**Exercise goal:**
Copy the listing verbatim, excluding any images found in it.

[Records contained in a dataset]
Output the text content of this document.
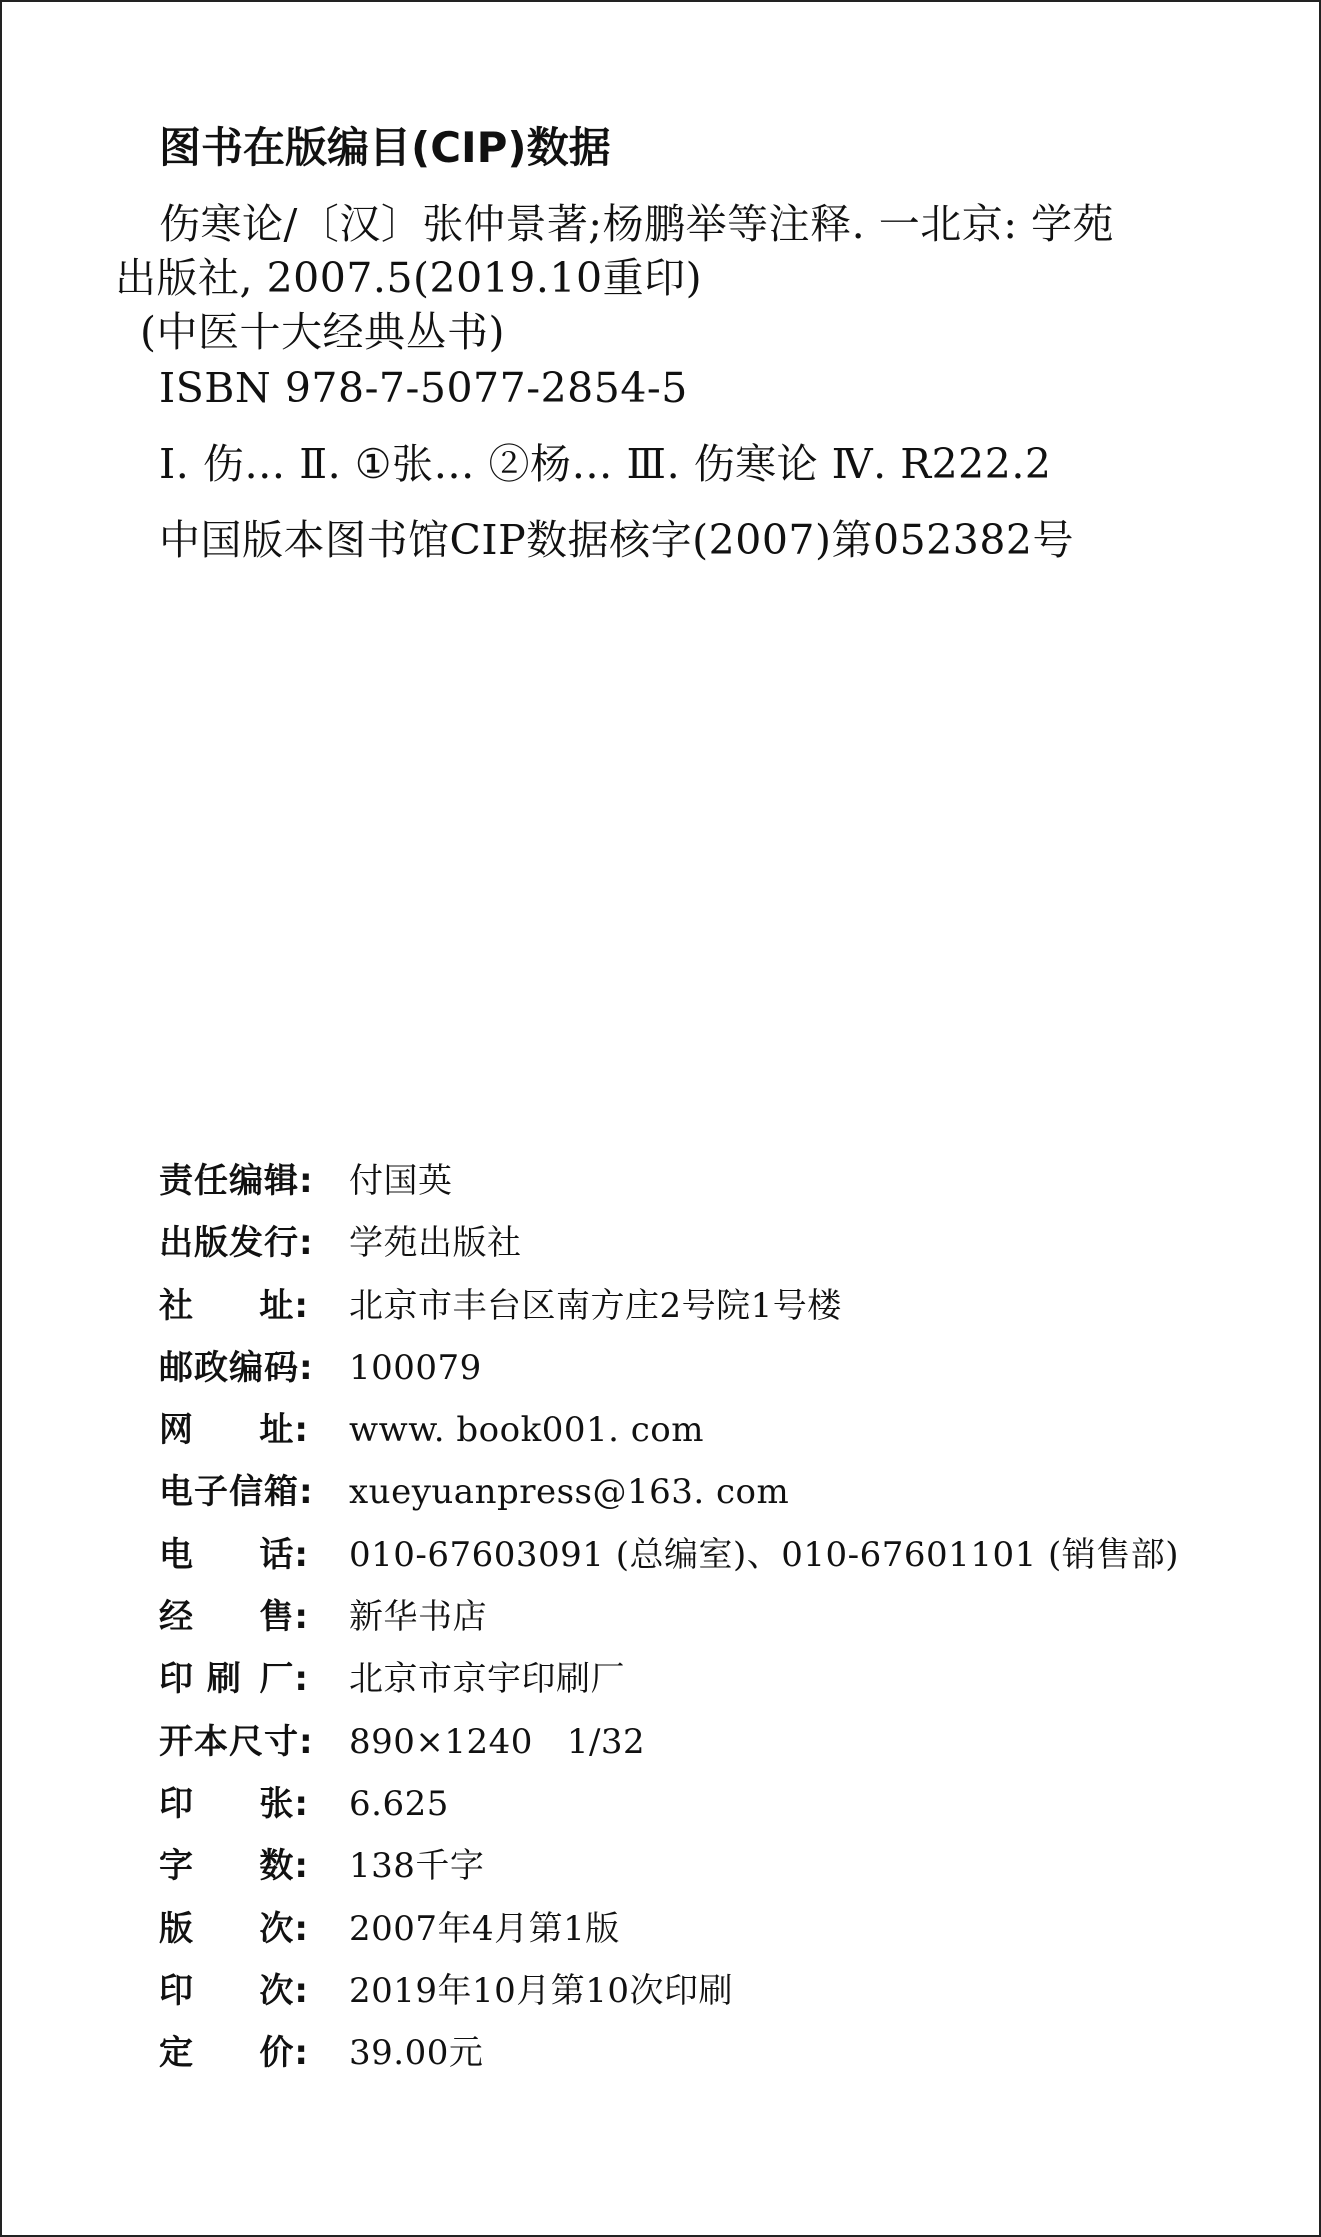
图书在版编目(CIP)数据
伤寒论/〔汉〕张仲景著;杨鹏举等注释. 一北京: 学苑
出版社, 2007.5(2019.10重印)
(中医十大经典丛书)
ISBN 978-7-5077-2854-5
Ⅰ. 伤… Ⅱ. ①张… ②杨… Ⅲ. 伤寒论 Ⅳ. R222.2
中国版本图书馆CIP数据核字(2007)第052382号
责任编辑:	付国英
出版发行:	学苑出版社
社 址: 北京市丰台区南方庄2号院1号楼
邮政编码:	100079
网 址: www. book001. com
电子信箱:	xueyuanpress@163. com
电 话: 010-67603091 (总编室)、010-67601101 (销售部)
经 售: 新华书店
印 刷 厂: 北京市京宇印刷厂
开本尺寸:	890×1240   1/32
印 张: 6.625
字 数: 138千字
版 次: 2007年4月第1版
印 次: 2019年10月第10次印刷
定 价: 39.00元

**Written answer:**
Output the text content of this document.
图书在版编目(CIP)数据
伤寒论/〔汉〕张仲景著;杨鹏举等注释. 一北京: 学苑
出版社, 2007.5(2019.10重印)
(中医十大经典丛书)
ISBN 978-7-5077-2854-5
Ⅰ. 伤… Ⅱ. ①张… ②杨… Ⅲ. 伤寒论 Ⅳ. R222.2
中国版本图书馆CIP数据核字(2007)第052382号
责任编辑:	付国英
出版发行:	学苑出版社
社 址: 北京市丰台区南方庄2号院1号楼
邮政编码:	100079
网 址: www. book001. com
电子信箱:	xueyuanpress@163. com
电 话: 010-67603091 (总编室)、010-67601101 (销售部)
经 售: 新华书店
印 刷 厂: 北京市京宇印刷厂
开本尺寸:	890×1240   1/32
印 张: 6.625
字 数: 138千字
版 次: 2007年4月第1版
印 次: 2019年10月第10次印刷
定 价: 39.00元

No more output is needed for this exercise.